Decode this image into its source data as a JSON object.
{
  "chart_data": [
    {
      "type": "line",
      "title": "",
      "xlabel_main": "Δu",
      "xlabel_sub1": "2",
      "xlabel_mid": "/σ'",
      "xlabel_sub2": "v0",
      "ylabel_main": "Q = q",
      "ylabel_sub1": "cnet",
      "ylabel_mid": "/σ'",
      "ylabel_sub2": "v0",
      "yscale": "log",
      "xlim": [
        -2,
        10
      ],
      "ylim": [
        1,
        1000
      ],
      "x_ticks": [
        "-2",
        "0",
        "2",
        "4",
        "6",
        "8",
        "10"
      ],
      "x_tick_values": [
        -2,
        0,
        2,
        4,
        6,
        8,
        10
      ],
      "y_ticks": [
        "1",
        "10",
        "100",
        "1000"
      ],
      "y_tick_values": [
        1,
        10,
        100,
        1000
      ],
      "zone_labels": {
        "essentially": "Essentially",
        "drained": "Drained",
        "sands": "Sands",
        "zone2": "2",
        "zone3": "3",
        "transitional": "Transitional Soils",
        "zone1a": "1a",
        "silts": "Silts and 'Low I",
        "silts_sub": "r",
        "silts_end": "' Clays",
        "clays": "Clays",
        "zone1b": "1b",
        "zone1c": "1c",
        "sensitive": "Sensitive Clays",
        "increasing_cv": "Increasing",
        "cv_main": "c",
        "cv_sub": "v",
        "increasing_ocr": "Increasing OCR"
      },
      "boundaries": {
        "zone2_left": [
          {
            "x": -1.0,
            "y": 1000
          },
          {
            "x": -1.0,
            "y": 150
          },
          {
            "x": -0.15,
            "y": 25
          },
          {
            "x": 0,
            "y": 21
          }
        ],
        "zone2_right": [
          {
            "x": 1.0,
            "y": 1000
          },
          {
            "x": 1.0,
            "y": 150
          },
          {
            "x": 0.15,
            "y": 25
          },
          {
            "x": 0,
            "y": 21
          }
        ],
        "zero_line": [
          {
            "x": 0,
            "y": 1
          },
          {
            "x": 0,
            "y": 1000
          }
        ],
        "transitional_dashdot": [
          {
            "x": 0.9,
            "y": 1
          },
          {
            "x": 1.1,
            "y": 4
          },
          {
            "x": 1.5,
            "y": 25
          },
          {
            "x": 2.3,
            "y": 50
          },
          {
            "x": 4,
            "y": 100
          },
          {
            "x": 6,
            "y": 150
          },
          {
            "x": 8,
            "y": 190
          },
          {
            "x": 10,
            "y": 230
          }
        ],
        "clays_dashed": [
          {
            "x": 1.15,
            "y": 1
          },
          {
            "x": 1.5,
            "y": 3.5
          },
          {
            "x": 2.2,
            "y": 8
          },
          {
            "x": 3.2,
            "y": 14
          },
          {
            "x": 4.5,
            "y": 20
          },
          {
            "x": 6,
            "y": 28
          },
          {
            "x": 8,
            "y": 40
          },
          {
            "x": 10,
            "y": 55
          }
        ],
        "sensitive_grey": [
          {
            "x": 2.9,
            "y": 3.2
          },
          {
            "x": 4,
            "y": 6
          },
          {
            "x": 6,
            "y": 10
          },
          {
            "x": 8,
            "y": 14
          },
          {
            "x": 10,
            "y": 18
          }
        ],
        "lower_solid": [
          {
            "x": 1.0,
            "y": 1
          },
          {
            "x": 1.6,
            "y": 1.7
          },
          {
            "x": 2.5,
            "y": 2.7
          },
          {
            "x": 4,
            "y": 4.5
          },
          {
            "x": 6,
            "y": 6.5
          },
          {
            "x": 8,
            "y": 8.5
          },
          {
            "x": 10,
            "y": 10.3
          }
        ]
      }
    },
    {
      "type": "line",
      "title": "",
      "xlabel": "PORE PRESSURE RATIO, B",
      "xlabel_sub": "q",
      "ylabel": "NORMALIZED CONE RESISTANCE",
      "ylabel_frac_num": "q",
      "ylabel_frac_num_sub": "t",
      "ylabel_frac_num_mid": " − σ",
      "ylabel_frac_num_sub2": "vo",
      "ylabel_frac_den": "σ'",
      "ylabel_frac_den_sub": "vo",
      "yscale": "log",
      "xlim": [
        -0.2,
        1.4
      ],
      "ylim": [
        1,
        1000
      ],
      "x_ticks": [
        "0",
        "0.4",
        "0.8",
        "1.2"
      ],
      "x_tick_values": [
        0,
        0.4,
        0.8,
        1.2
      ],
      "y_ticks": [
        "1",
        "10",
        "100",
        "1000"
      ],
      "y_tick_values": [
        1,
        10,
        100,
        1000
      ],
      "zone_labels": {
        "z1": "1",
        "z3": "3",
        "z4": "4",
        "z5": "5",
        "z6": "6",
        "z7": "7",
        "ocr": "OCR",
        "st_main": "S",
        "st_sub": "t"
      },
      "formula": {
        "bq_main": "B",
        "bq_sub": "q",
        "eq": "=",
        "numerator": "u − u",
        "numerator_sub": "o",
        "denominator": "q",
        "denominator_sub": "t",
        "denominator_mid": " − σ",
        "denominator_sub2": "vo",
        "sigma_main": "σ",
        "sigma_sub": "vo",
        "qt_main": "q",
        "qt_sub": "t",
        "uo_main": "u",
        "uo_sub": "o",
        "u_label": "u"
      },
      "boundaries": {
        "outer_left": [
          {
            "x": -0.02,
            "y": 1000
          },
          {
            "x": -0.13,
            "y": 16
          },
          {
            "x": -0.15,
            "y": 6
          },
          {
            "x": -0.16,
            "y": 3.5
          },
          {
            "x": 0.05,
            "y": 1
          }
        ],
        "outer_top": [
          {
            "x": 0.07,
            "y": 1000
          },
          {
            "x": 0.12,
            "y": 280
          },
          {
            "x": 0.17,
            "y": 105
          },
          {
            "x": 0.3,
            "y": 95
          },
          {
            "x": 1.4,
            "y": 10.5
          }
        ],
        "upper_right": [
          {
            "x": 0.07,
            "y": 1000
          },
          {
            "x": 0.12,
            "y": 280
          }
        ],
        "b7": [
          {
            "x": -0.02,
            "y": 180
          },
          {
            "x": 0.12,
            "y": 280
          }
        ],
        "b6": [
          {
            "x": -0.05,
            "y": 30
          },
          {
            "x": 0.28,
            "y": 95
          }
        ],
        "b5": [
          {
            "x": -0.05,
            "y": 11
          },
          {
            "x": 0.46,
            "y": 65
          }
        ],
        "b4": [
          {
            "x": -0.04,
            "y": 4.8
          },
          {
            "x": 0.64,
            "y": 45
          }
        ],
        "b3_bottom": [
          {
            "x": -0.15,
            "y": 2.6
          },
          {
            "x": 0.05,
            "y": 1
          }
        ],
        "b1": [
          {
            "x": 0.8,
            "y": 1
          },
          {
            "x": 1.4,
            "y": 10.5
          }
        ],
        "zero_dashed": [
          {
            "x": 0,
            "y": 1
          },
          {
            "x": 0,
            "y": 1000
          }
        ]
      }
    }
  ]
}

WORK TO DO | Give the listing above again, word for word.

ANSWER TO THE PROBLEM |
Decode this image into its source data as a JSON object.
{
  "chart_data": [
    {
      "type": "line",
      "title": "",
      "xlabel_main": "Δu",
      "xlabel_sub1": "2",
      "xlabel_mid": "/σ'",
      "xlabel_sub2": "v0",
      "ylabel_main": "Q = q",
      "ylabel_sub1": "cnet",
      "ylabel_mid": "/σ'",
      "ylabel_sub2": "v0",
      "yscale": "log",
      "xlim": [
        -2,
        10
      ],
      "ylim": [
        1,
        1000
      ],
      "x_ticks": [
        "-2",
        "0",
        "2",
        "4",
        "6",
        "8",
        "10"
      ],
      "x_tick_values": [
        -2,
        0,
        2,
        4,
        6,
        8,
        10
      ],
      "y_ticks": [
        "1",
        "10",
        "100",
        "1000"
      ],
      "y_tick_values": [
        1,
        10,
        100,
        1000
      ],
      "zone_labels": {
        "essentially": "Essentially",
        "drained": "Drained",
        "sands": "Sands",
        "zone2": "2",
        "zone3": "3",
        "transitional": "Transitional Soils",
        "zone1a": "1a",
        "silts": "Silts and 'Low I",
        "silts_sub": "r",
        "silts_end": "' Clays",
        "clays": "Clays",
        "zone1b": "1b",
        "zone1c": "1c",
        "sensitive": "Sensitive Clays",
        "increasing_cv": "Increasing",
        "cv_main": "c",
        "cv_sub": "v",
        "increasing_ocr": "Increasing OCR"
      },
      "boundaries": {
        "zone2_left": [
          {
            "x": -1.0,
            "y": 1000
          },
          {
            "x": -1.0,
            "y": 150
          },
          {
            "x": -0.15,
            "y": 25
          },
          {
            "x": 0,
            "y": 21
          }
        ],
        "zone2_right": [
          {
            "x": 1.0,
            "y": 1000
          },
          {
            "x": 1.0,
            "y": 150
          },
          {
            "x": 0.15,
            "y": 25
          },
          {
            "x": 0,
            "y": 21
          }
        ],
        "zero_line": [
          {
            "x": 0,
            "y": 1
          },
          {
            "x": 0,
            "y": 1000
          }
        ],
        "transitional_dashdot": [
          {
            "x": 0.9,
            "y": 1
          },
          {
            "x": 1.1,
            "y": 4
          },
          {
            "x": 1.5,
            "y": 25
          },
          {
            "x": 2.3,
            "y": 50
          },
          {
            "x": 4,
            "y": 100
          },
          {
            "x": 6,
            "y": 150
          },
          {
            "x": 8,
            "y": 190
          },
          {
            "x": 10,
            "y": 230
          }
        ],
        "clays_dashed": [
          {
            "x": 1.15,
            "y": 1
          },
          {
            "x": 1.5,
            "y": 3.5
          },
          {
            "x": 2.2,
            "y": 8
          },
          {
            "x": 3.2,
            "y": 14
          },
          {
            "x": 4.5,
            "y": 20
          },
          {
            "x": 6,
            "y": 28
          },
          {
            "x": 8,
            "y": 40
          },
          {
            "x": 10,
            "y": 55
          }
        ],
        "sensitive_grey": [
          {
            "x": 2.9,
            "y": 3.2
          },
          {
            "x": 4,
            "y": 6
          },
          {
            "x": 6,
            "y": 10
          },
          {
            "x": 8,
            "y": 14
          },
          {
            "x": 10,
            "y": 18
          }
        ],
        "lower_solid": [
          {
            "x": 1.0,
            "y": 1
          },
          {
            "x": 1.6,
            "y": 1.7
          },
          {
            "x": 2.5,
            "y": 2.7
          },
          {
            "x": 4,
            "y": 4.5
          },
          {
            "x": 6,
            "y": 6.5
          },
          {
            "x": 8,
            "y": 8.5
          },
          {
            "x": 10,
            "y": 10.3
          }
        ]
      }
    },
    {
      "type": "line",
      "title": "",
      "xlabel": "PORE PRESSURE RATIO, B",
      "xlabel_sub": "q",
      "ylabel": "NORMALIZED CONE RESISTANCE",
      "ylabel_frac_num": "q",
      "ylabel_frac_num_sub": "t",
      "ylabel_frac_num_mid": " − σ",
      "ylabel_frac_num_sub2": "vo",
      "ylabel_frac_den": "σ'",
      "ylabel_frac_den_sub": "vo",
      "yscale": "log",
      "xlim": [
        -0.2,
        1.4
      ],
      "ylim": [
        1,
        1000
      ],
      "x_ticks": [
        "0",
        "0.4",
        "0.8",
        "1.2"
      ],
      "x_tick_values": [
        0,
        0.4,
        0.8,
        1.2
      ],
      "y_ticks": [
        "1",
        "10",
        "100",
        "1000"
      ],
      "y_tick_values": [
        1,
        10,
        100,
        1000
      ],
      "zone_labels": {
        "z1": "1",
        "z3": "3",
        "z4": "4",
        "z5": "5",
        "z6": "6",
        "z7": "7",
        "ocr": "OCR",
        "st_main": "S",
        "st_sub": "t"
      },
      "formula": {
        "bq_main": "B",
        "bq_sub": "q",
        "eq": "=",
        "numerator": "u − u",
        "numerator_sub": "o",
        "denominator": "q",
        "denominator_sub": "t",
        "denominator_mid": " − σ",
        "denominator_sub2": "vo",
        "sigma_main": "σ",
        "sigma_sub": "vo",
        "qt_main": "q",
        "qt_sub": "t",
        "uo_main": "u",
        "uo_sub": "o",
        "u_label": "u"
      },
      "boundaries": {
        "outer_left": [
          {
            "x": -0.02,
            "y": 1000
          },
          {
            "x": -0.13,
            "y": 16
          },
          {
            "x": -0.15,
            "y": 6
          },
          {
            "x": -0.16,
            "y": 3.5
          },
          {
            "x": 0.05,
            "y": 1
          }
        ],
        "outer_top": [
          {
            "x": 0.07,
            "y": 1000
          },
          {
            "x": 0.12,
            "y": 280
          },
          {
            "x": 0.17,
            "y": 105
          },
          {
            "x": 0.3,
            "y": 95
          },
          {
            "x": 1.4,
            "y": 10.5
          }
        ],
        "upper_right": [
          {
            "x": 0.07,
            "y": 1000
          },
          {
            "x": 0.12,
            "y": 280
          }
        ],
        "b7": [
          {
            "x": -0.02,
            "y": 180
          },
          {
            "x": 0.12,
            "y": 280
          }
        ],
        "b6": [
          {
            "x": -0.05,
            "y": 30
          },
          {
            "x": 0.28,
            "y": 95
          }
        ],
        "b5": [
          {
            "x": -0.05,
            "y": 11
          },
          {
            "x": 0.46,
            "y": 65
          }
        ],
        "b4": [
          {
            "x": -0.04,
            "y": 4.8
          },
          {
            "x": 0.64,
            "y": 45
          }
        ],
        "b3_bottom": [
          {
            "x": -0.15,
            "y": 2.6
          },
          {
            "x": 0.05,
            "y": 1
          }
        ],
        "b1": [
          {
            "x": 0.8,
            "y": 1
          },
          {
            "x": 1.4,
            "y": 10.5
          }
        ],
        "zero_dashed": [
          {
            "x": 0,
            "y": 1
          },
          {
            "x": 0,
            "y": 1000
          }
        ]
      }
    }
  ]
}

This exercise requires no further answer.